*Given instruction*
Review the material line by line. Identify and copy every line that contains the string "index".

[start Dataset extract]

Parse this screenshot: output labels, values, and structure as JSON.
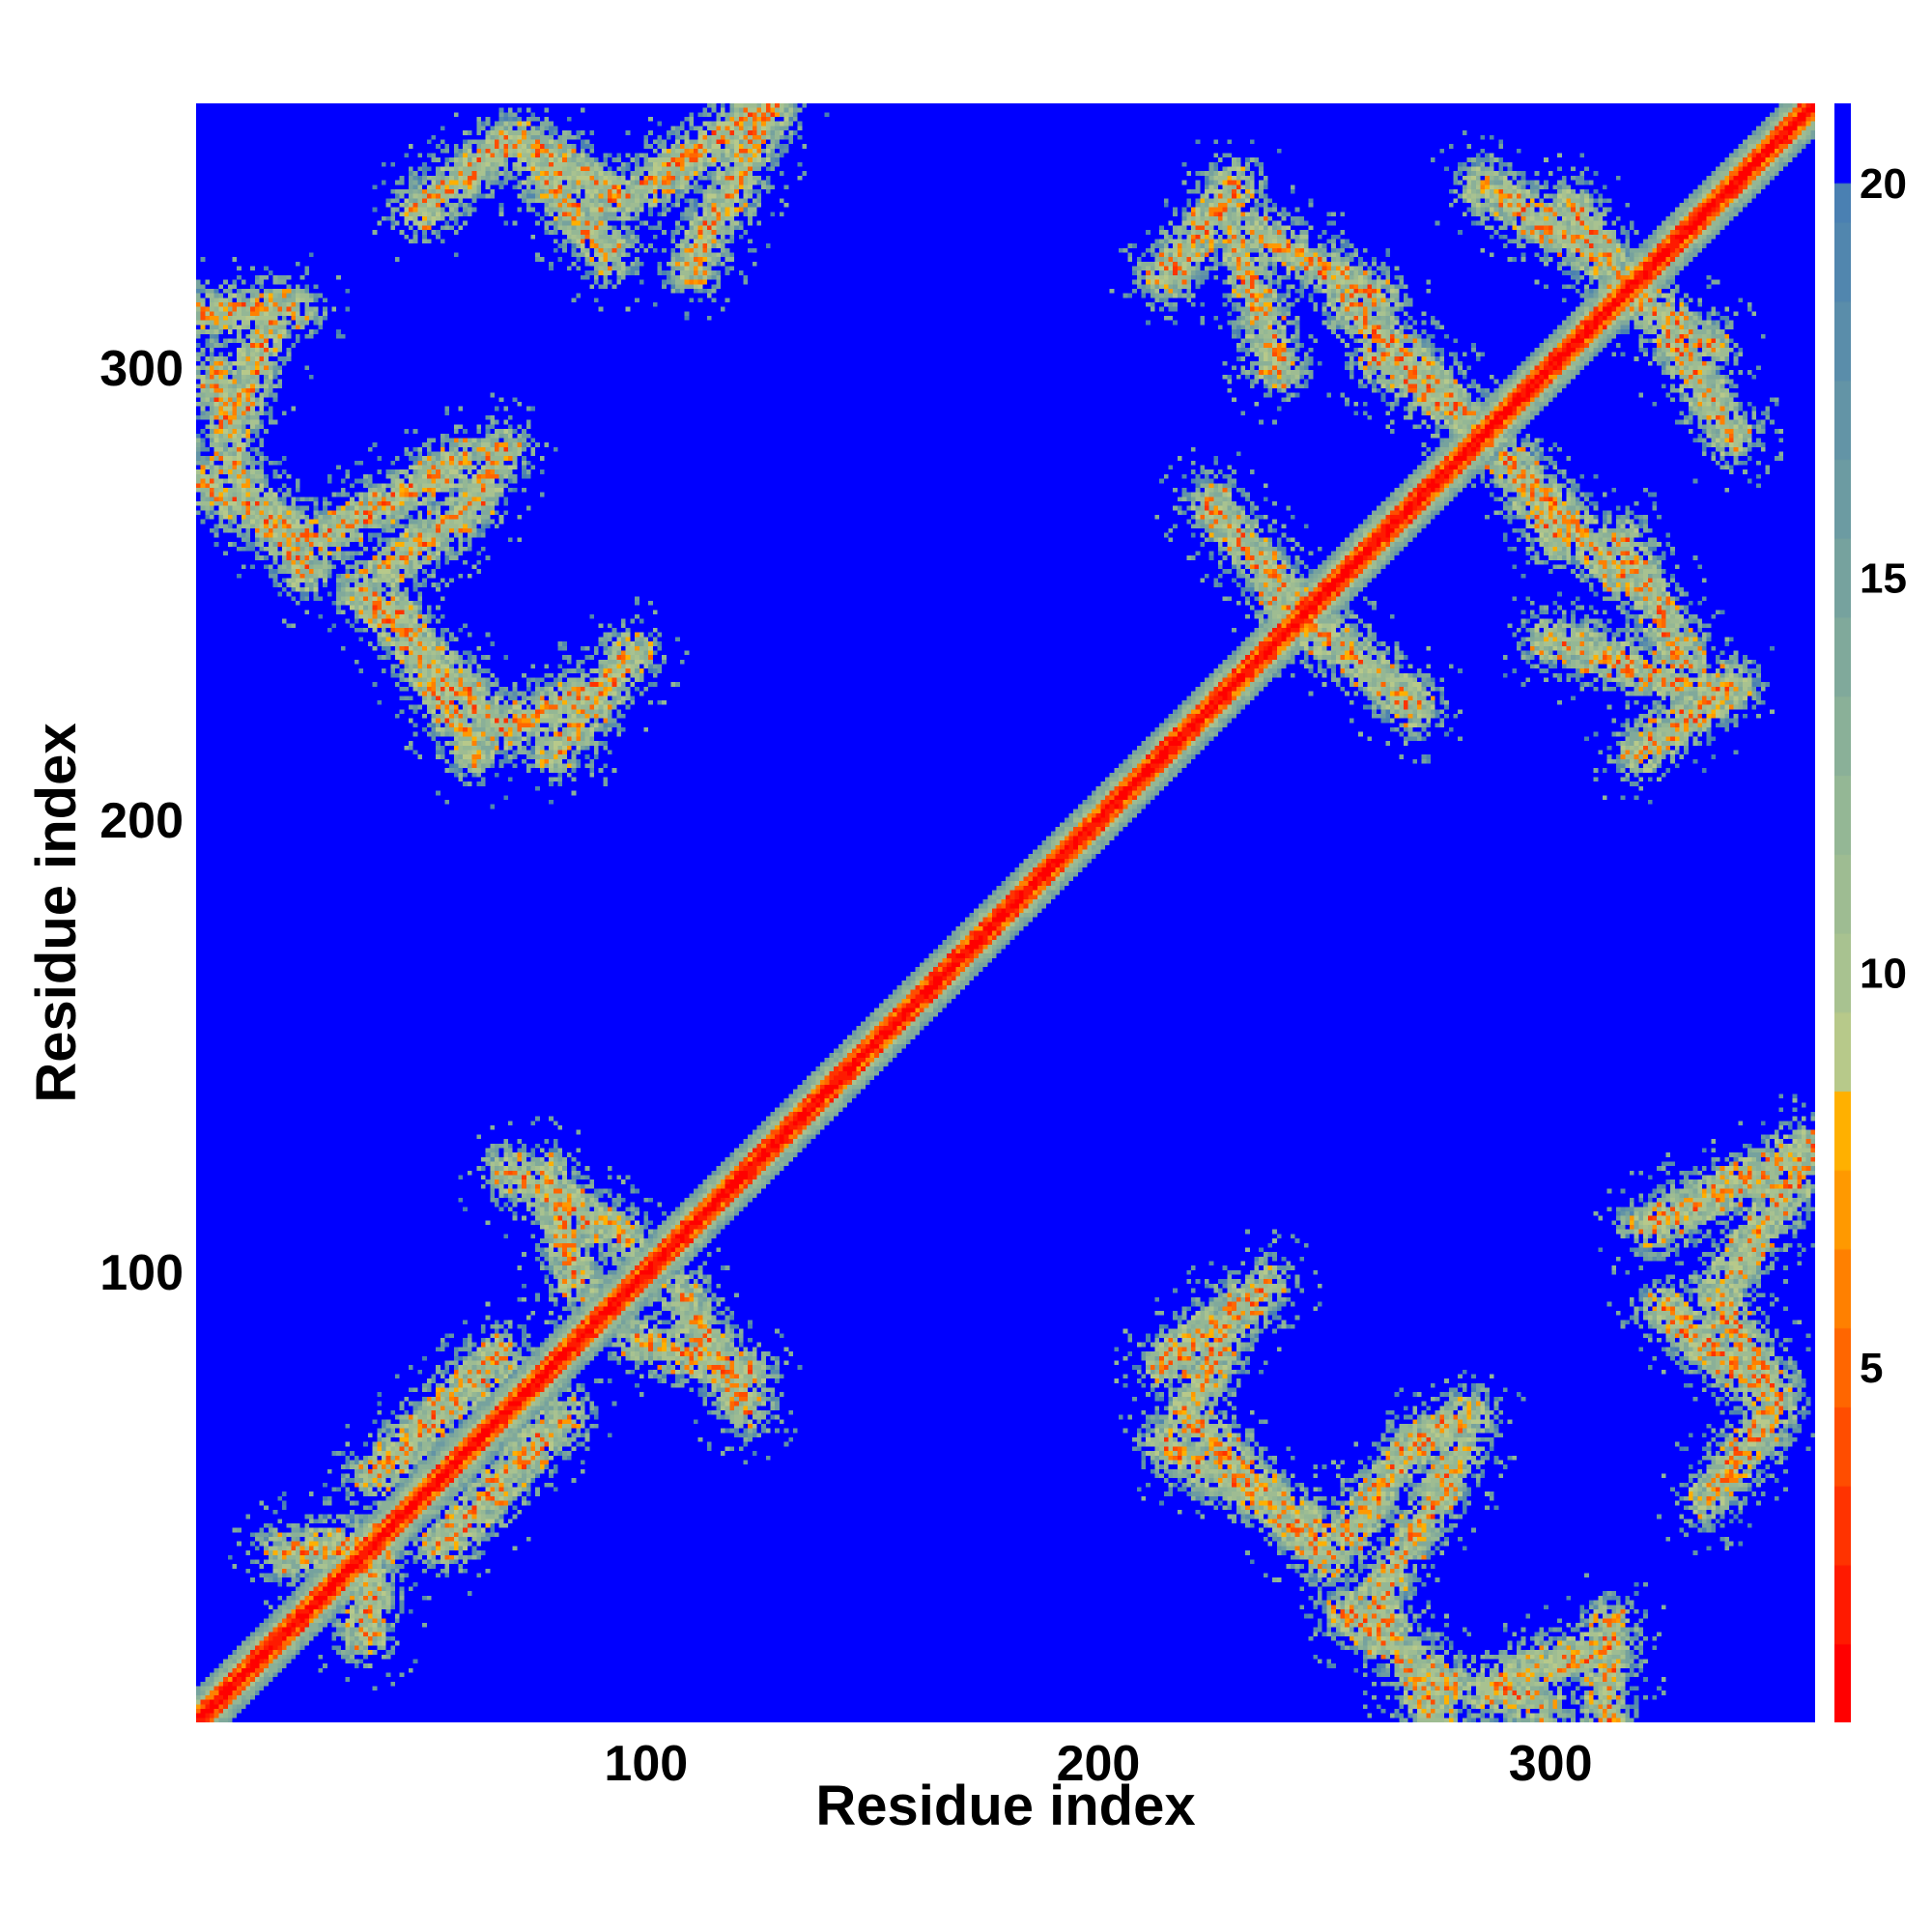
{
  "chart_data": {
    "type": "heatmap",
    "title": "",
    "xlabel": "Residue index",
    "ylabel": "Residue index",
    "xlim": [
      1,
      358
    ],
    "ylim": [
      1,
      358
    ],
    "x_ticks": [
      100,
      200,
      300
    ],
    "y_ticks": [
      100,
      200,
      300
    ],
    "colorbar": {
      "range": [
        0.5,
        21.0
      ],
      "ticks": [
        5,
        10,
        15,
        20
      ],
      "levels": [
        {
          "from": 0.5,
          "to": 1.5,
          "color": "#ff0000"
        },
        {
          "from": 1.5,
          "to": 2.5,
          "color": "#ff1a00"
        },
        {
          "from": 2.5,
          "to": 3.5,
          "color": "#ff3300"
        },
        {
          "from": 3.5,
          "to": 4.5,
          "color": "#ff4d00"
        },
        {
          "from": 4.5,
          "to": 5.5,
          "color": "#ff6600"
        },
        {
          "from": 5.5,
          "to": 6.5,
          "color": "#ff8000"
        },
        {
          "from": 6.5,
          "to": 7.5,
          "color": "#ff9900"
        },
        {
          "from": 7.5,
          "to": 8.5,
          "color": "#ffb000"
        },
        {
          "from": 8.5,
          "to": 9.5,
          "color": "#b7c98a"
        },
        {
          "from": 9.5,
          "to": 10.5,
          "color": "#a8c290"
        },
        {
          "from": 10.5,
          "to": 11.5,
          "color": "#9ebc92"
        },
        {
          "from": 11.5,
          "to": 12.5,
          "color": "#94b795"
        },
        {
          "from": 12.5,
          "to": 13.5,
          "color": "#8ab098"
        },
        {
          "from": 13.5,
          "to": 14.5,
          "color": "#80a99b"
        },
        {
          "from": 14.5,
          "to": 15.5,
          "color": "#76a29e"
        },
        {
          "from": 15.5,
          "to": 16.5,
          "color": "#6c9ba2"
        },
        {
          "from": 16.5,
          "to": 17.5,
          "color": "#6394a6"
        },
        {
          "from": 17.5,
          "to": 18.5,
          "color": "#5a8daa"
        },
        {
          "from": 18.5,
          "to": 19.5,
          "color": "#5186ae"
        },
        {
          "from": 19.5,
          "to": 20.0,
          "color": "#4a80b2"
        },
        {
          "from": 20.0,
          "to": 21.0,
          "color": "#0000ff"
        }
      ]
    },
    "matrix_model": {
      "description_units": "residue index",
      "diagonal_band": {
        "core_halfwidth": 2,
        "band_halfwidth": 5.5
      },
      "contact_segments": [
        {
          "from": [
            1,
            312
          ],
          "to": [
            22,
            313
          ]
        },
        {
          "from": [
            1,
            275
          ],
          "to": [
            25,
            262
          ]
        },
        {
          "from": [
            28,
            262
          ],
          "to": [
            60,
            280
          ]
        },
        {
          "from": [
            37,
            251
          ],
          "to": [
            68,
            220
          ]
        },
        {
          "from": [
            68,
            220
          ],
          "to": [
            92,
            230
          ]
        },
        {
          "from": [
            50,
            335
          ],
          "to": [
            70,
            350
          ]
        },
        {
          "from": [
            72,
            350
          ],
          "to": [
            95,
            337
          ]
        },
        {
          "from": [
            100,
            340
          ],
          "to": [
            125,
            357
          ]
        },
        {
          "from": [
            215,
            320
          ],
          "to": [
            230,
            340
          ]
        },
        {
          "from": [
            235,
            330
          ],
          "to": [
            262,
            315
          ]
        },
        {
          "from": [
            262,
            302
          ],
          "to": [
            280,
            290
          ]
        },
        {
          "from": [
            290,
            280
          ],
          "to": [
            315,
            255
          ]
        },
        {
          "from": [
            285,
            340
          ],
          "to": [
            310,
            325
          ]
        },
        {
          "from": [
            315,
            318
          ],
          "to": [
            335,
            305
          ]
        },
        {
          "from": [
            225,
            270
          ],
          "to": [
            250,
            240
          ]
        },
        {
          "from": [
            300,
            240
          ],
          "to": [
            330,
            230
          ]
        },
        {
          "from": [
            20,
            38
          ],
          "to": [
            40,
            40
          ]
        },
        {
          "from": [
            40,
            55
          ],
          "to": [
            68,
            82
          ]
        },
        {
          "from": [
            70,
            122
          ],
          "to": [
            95,
            108
          ]
        },
        {
          "from": [
            98,
            85
          ],
          "to": [
            122,
            78
          ]
        },
        {
          "from": [
            215,
            80
          ],
          "to": [
            237,
            97
          ]
        },
        {
          "from": [
            215,
            62
          ],
          "to": [
            245,
            45
          ]
        },
        {
          "from": [
            255,
            42
          ],
          "to": [
            270,
            62
          ]
        },
        {
          "from": [
            270,
            62
          ],
          "to": [
            282,
            68
          ]
        },
        {
          "from": [
            255,
            25
          ],
          "to": [
            278,
            8
          ]
        },
        {
          "from": [
            290,
            10
          ],
          "to": [
            312,
            17
          ]
        },
        {
          "from": [
            322,
            110
          ],
          "to": [
            358,
            128
          ]
        },
        {
          "from": [
            325,
            92
          ],
          "to": [
            345,
            75
          ]
        },
        {
          "from": [
            285,
            8
          ],
          "to": [
            298,
            5
          ]
        }
      ]
    }
  }
}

[end Dataset extract]

*Task output*
    "xlabel": "Residue index",
    "ylabel": "Residue index",
      "description_units": "residue index",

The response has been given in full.